» Формулировка задания
Воспроизведите без изменений ту часть фрагмента текста, которая открывается словами, содержащими «Это соответствует утверждению», и завершается словами «к новому космополитизму.».

» Фрагмент текста
Концепция политического у Шмитта начинается с отличения друзей от врагов. Это мир, в котором субъективность – кто ты есть –  определяет всю разницу.  Если политика Шмитта была весьма спорной, но он был совершенно прав, полагая что ближайшее будущее Европы должно складываться по лекалам его концепции а не согласно административной и бюрократической рациональности – более точно, администрация должна быть создана для завершения политического. Политика друзей и врагов не является политикой разума, поскольку сам разум не может установить это различие.

Это соответствует утверждению Фрейда, что современная эпоха отдельного человека как самоопределяющегося, рационального агента ошибочно принимает нормативную теорию за реальность живого опыта. Мы продолжаем совершать ту же ошибку, смешивая нормативную теорию либерализма с живым опытом гражданства. И, подобно тому как во время 1-й мировой войны марксисты были изумлены и разочарованы тем, что рабочий класс Европы выступил на стороне своих наций, а не мирового пролетариата, позднее политические теоретики удивились настойчивому стремлению к национальной политической идентичности перед лицом нарастающих призывов к новому космополитизму.

Мы, американцы, всё еще глубоко погружены в эти споры об основаниях политического сообщества: разум или идентичность? Когда, к примеру, мы спорим: стоит ли расширить привилегии социального государства для иммигрантов – легальных или нелегальных – вопрос стоит так – должны ли мы думать об отдельном человеке из перспективы универсальных потребностей или из перспективы членства в связанном историей сообществе. Т.е. следует смотреть на людей как носителей прав или как возможных друзей и врагов? Дискурс прав быстро переходит на уровень всеобщности - прав человека. Дискурс же друзей и врагов настаивает, что в политике нет такой универсальной перспективы. Политическая теология не может игнорировать требования справедливости … но исследует она базовые категории воображаемой конструкции себя и другого, на которые делается ставка в нашей политической жизни.

» Исходные данные
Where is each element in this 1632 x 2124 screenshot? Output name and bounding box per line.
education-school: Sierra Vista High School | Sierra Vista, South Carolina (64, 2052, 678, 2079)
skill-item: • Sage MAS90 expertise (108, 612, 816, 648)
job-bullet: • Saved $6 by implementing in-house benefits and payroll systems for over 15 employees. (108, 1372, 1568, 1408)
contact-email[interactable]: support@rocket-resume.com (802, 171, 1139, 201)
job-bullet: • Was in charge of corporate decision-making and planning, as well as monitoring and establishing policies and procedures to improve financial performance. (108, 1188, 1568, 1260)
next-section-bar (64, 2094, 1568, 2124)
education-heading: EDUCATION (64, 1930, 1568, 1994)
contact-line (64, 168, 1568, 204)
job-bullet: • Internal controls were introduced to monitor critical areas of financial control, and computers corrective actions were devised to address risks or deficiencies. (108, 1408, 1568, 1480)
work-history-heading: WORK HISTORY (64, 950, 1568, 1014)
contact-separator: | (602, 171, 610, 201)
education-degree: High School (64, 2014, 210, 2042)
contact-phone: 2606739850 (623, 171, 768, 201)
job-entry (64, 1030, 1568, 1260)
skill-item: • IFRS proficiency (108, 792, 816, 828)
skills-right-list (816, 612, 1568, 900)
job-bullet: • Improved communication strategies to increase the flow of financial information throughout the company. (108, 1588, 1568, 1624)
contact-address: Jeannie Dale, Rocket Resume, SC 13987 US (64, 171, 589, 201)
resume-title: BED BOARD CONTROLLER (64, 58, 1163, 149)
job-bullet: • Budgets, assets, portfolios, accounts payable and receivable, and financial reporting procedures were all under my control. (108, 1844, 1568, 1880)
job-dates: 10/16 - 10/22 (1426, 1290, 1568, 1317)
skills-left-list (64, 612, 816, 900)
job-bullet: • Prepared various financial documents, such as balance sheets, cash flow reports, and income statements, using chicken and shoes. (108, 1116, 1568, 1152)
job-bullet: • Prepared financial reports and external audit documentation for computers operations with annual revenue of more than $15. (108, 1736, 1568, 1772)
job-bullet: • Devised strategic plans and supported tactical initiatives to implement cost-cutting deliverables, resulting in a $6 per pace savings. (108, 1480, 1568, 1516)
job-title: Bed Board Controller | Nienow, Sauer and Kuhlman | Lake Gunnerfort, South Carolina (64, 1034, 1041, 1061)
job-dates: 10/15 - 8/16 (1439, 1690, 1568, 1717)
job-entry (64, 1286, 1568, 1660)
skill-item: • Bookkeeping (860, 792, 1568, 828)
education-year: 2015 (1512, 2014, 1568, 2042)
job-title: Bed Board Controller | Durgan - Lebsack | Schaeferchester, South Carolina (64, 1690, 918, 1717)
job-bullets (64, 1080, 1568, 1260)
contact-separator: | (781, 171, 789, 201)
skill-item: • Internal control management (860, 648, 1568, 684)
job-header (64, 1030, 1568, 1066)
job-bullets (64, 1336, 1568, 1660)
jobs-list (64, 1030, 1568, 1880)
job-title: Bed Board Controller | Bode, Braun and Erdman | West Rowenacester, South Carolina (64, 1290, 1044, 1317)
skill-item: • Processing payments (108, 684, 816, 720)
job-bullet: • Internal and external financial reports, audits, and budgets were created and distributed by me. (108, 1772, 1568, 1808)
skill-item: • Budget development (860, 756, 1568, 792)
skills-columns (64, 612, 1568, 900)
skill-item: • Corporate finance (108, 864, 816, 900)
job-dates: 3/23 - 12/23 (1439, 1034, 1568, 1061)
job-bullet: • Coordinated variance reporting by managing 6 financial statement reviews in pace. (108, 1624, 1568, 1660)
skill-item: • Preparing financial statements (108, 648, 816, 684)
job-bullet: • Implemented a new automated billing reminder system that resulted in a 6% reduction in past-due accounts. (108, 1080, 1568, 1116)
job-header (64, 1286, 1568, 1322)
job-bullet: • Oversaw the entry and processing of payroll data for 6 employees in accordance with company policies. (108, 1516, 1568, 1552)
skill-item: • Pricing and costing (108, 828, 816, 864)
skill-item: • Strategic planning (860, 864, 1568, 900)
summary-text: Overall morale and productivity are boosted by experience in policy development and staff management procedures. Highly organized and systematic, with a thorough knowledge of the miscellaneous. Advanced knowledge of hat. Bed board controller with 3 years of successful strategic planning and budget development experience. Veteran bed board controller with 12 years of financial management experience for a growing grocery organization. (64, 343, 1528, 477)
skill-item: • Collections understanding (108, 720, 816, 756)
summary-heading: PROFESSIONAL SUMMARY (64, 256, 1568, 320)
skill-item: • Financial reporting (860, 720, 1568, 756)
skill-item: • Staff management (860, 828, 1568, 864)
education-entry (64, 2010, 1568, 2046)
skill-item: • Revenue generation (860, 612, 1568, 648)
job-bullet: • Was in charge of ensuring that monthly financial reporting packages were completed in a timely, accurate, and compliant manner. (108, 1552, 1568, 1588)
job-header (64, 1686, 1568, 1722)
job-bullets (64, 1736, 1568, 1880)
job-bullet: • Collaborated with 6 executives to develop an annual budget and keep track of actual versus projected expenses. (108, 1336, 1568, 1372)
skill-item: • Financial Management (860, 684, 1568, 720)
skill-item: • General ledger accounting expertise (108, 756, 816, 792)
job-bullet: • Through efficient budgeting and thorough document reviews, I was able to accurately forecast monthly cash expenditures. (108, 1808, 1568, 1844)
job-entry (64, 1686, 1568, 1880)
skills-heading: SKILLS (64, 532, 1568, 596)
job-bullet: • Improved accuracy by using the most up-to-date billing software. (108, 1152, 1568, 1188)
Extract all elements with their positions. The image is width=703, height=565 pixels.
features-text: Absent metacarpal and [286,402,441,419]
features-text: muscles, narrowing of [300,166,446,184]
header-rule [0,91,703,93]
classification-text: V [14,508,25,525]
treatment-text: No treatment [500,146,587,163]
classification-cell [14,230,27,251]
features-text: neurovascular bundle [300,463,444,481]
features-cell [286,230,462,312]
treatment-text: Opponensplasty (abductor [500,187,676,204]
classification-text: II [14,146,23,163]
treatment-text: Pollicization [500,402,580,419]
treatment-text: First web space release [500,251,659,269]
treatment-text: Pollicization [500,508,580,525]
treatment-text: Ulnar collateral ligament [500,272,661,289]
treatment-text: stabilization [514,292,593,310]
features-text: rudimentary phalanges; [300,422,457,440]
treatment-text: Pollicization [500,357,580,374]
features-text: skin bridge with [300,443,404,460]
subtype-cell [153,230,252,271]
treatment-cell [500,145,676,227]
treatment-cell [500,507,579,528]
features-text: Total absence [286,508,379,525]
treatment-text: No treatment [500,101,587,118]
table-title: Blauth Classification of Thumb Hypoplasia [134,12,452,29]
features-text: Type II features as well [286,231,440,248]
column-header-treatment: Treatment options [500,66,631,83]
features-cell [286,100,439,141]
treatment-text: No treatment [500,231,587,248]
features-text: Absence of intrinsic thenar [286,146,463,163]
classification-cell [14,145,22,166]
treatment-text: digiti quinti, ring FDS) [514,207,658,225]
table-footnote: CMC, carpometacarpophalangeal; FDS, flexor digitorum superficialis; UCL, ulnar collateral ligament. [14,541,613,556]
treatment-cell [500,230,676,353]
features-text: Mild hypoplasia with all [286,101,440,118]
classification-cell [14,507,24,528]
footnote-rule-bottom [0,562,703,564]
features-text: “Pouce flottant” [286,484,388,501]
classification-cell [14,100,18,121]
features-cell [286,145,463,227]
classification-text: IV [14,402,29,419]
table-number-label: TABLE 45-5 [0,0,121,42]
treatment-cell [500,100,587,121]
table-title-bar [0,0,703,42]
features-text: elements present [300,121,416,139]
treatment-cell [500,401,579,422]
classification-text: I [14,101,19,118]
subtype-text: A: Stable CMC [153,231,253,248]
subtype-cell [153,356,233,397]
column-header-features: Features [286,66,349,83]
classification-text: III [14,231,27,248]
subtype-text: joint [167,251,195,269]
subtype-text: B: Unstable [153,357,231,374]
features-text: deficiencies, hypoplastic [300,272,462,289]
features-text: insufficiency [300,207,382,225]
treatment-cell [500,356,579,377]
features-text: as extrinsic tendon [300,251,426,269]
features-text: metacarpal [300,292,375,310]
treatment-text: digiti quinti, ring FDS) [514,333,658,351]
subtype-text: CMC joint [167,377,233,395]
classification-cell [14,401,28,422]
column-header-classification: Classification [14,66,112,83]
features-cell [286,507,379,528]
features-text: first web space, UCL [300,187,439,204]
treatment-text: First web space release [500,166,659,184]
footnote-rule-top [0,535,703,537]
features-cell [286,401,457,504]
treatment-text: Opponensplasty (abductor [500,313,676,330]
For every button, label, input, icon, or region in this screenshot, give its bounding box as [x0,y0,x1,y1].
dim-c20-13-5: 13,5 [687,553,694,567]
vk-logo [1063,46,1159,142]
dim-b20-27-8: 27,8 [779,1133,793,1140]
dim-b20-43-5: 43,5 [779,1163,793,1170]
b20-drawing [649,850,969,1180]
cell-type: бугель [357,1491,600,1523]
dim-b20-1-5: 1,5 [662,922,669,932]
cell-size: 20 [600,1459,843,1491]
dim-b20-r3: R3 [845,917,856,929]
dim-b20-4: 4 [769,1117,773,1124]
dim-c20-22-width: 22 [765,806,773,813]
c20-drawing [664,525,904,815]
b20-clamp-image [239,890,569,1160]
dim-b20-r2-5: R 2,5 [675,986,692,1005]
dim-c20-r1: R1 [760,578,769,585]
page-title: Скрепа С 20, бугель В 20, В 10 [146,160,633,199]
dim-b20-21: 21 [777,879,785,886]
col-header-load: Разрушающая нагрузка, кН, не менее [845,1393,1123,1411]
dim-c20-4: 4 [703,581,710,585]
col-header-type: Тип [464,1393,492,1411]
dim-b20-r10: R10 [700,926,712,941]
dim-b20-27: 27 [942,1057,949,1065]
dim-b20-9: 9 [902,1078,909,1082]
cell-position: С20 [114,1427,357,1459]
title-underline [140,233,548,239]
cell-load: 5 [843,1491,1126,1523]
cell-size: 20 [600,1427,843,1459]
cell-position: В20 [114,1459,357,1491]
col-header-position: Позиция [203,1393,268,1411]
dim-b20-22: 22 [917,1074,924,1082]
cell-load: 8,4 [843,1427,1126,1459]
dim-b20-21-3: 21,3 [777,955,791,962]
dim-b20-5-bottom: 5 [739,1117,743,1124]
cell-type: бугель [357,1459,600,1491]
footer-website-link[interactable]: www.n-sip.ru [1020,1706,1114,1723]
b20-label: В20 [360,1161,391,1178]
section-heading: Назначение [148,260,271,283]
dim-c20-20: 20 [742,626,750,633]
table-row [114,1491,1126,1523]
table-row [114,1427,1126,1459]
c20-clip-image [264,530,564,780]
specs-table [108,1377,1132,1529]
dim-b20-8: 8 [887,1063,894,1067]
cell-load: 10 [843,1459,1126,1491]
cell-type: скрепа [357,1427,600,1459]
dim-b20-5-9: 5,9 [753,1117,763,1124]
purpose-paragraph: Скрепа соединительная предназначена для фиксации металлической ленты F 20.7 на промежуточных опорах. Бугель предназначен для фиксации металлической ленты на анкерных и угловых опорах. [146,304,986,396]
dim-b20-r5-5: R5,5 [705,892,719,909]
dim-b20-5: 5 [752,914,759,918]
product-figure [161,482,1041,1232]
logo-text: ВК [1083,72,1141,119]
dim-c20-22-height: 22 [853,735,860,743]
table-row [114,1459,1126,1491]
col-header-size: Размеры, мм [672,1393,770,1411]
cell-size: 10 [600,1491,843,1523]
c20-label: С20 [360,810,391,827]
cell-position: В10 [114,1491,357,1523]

» Ответ к заданию
Это соответствует утверждению Фрейда, что современная эпоха отдельного человека как самоопределяющегося, рационального агента ошибочно принимает нормативную теорию за реальность живого опыта. Мы продолжаем совершать ту же ошибку, смешивая нормативную теорию либерализма с живым опытом гражданства. И, подобно тому как во время 1-й мировой войны марксисты были изумлены и разочарованы тем, что рабочий класс Европы выступил на стороне своих наций, а не мирового пролетариата, позднее политические теоретики удивились настойчивому стремлению к национальной политической идентичности перед лицом нарастающих призывов к новому космополитизму.